__Some records__:
▼▼▼
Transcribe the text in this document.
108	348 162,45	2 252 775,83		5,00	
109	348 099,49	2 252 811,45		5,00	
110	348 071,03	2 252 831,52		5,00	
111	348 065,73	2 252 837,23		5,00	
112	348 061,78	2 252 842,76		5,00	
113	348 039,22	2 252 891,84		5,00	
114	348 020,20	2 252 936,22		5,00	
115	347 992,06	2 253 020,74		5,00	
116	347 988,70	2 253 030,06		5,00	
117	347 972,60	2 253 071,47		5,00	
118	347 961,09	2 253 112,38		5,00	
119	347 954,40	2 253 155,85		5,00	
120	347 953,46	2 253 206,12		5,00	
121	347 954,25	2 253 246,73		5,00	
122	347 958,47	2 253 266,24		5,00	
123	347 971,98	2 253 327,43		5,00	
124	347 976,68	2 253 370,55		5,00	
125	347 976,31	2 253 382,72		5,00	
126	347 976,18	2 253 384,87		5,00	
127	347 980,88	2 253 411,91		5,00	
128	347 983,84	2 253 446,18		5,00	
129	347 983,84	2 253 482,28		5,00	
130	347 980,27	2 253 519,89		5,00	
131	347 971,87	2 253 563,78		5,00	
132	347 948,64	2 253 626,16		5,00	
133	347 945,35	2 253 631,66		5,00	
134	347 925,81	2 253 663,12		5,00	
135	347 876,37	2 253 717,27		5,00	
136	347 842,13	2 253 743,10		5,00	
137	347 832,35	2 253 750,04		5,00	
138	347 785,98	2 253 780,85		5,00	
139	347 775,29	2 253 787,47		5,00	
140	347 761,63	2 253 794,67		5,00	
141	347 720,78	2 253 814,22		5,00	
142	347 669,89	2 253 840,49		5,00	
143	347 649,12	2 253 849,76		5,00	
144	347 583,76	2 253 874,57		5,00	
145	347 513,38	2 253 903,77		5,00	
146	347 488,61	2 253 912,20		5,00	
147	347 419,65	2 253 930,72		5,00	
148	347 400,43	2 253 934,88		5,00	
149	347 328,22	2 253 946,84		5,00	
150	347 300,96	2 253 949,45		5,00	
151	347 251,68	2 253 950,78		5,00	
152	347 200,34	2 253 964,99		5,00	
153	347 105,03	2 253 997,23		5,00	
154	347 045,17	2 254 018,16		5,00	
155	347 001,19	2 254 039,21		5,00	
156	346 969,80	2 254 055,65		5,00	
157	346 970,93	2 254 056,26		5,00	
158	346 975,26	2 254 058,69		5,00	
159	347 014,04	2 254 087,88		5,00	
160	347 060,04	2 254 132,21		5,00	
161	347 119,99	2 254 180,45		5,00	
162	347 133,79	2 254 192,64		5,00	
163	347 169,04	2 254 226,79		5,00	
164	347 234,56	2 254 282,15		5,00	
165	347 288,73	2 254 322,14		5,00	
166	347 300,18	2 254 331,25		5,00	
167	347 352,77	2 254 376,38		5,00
▲▲▲
Provide all the records again, word for word.

__Answer below__:
Transcribe the text in this document.
108	348 162,45	2 252 775,83		5,00	
109	348 099,49	2 252 811,45		5,00	
110	348 071,03	2 252 831,52		5,00	
111	348 065,73	2 252 837,23		5,00	
112	348 061,78	2 252 842,76		5,00	
113	348 039,22	2 252 891,84		5,00	
114	348 020,20	2 252 936,22		5,00	
115	347 992,06	2 253 020,74		5,00	
116	347 988,70	2 253 030,06		5,00	
117	347 972,60	2 253 071,47		5,00	
118	347 961,09	2 253 112,38		5,00	
119	347 954,40	2 253 155,85		5,00	
120	347 953,46	2 253 206,12		5,00	
121	347 954,25	2 253 246,73		5,00	
122	347 958,47	2 253 266,24		5,00	
123	347 971,98	2 253 327,43		5,00	
124	347 976,68	2 253 370,55		5,00	
125	347 976,31	2 253 382,72		5,00	
126	347 976,18	2 253 384,87		5,00	
127	347 980,88	2 253 411,91		5,00	
128	347 983,84	2 253 446,18		5,00	
129	347 983,84	2 253 482,28		5,00	
130	347 980,27	2 253 519,89		5,00	
131	347 971,87	2 253 563,78		5,00	
132	347 948,64	2 253 626,16		5,00	
133	347 945,35	2 253 631,66		5,00	
134	347 925,81	2 253 663,12		5,00	
135	347 876,37	2 253 717,27		5,00	
136	347 842,13	2 253 743,10		5,00	
137	347 832,35	2 253 750,04		5,00	
138	347 785,98	2 253 780,85		5,00	
139	347 775,29	2 253 787,47		5,00	
140	347 761,63	2 253 794,67		5,00	
141	347 720,78	2 253 814,22		5,00	
142	347 669,89	2 253 840,49		5,00	
143	347 649,12	2 253 849,76		5,00	
144	347 583,76	2 253 874,57		5,00	
145	347 513,38	2 253 903,77		5,00	
146	347 488,61	2 253 912,20		5,00	
147	347 419,65	2 253 930,72		5,00	
148	347 400,43	2 253 934,88		5,00	
149	347 328,22	2 253 946,84		5,00	
150	347 300,96	2 253 949,45		5,00	
151	347 251,68	2 253 950,78		5,00	
152	347 200,34	2 253 964,99		5,00	
153	347 105,03	2 253 997,23		5,00	
154	347 045,17	2 254 018,16		5,00	
155	347 001,19	2 254 039,21		5,00	
156	346 969,80	2 254 055,65		5,00	
157	346 970,93	2 254 056,26		5,00	
158	346 975,26	2 254 058,69		5,00	
159	347 014,04	2 254 087,88		5,00	
160	347 060,04	2 254 132,21		5,00	
161	347 119,99	2 254 180,45		5,00	
162	347 133,79	2 254 192,64		5,00	
163	347 169,04	2 254 226,79		5,00	
164	347 234,56	2 254 282,15		5,00	
165	347 288,73	2 254 322,14		5,00	
166	347 300,18	2 254 331,25		5,00	
167	347 352,77	2 254 376,38		5,00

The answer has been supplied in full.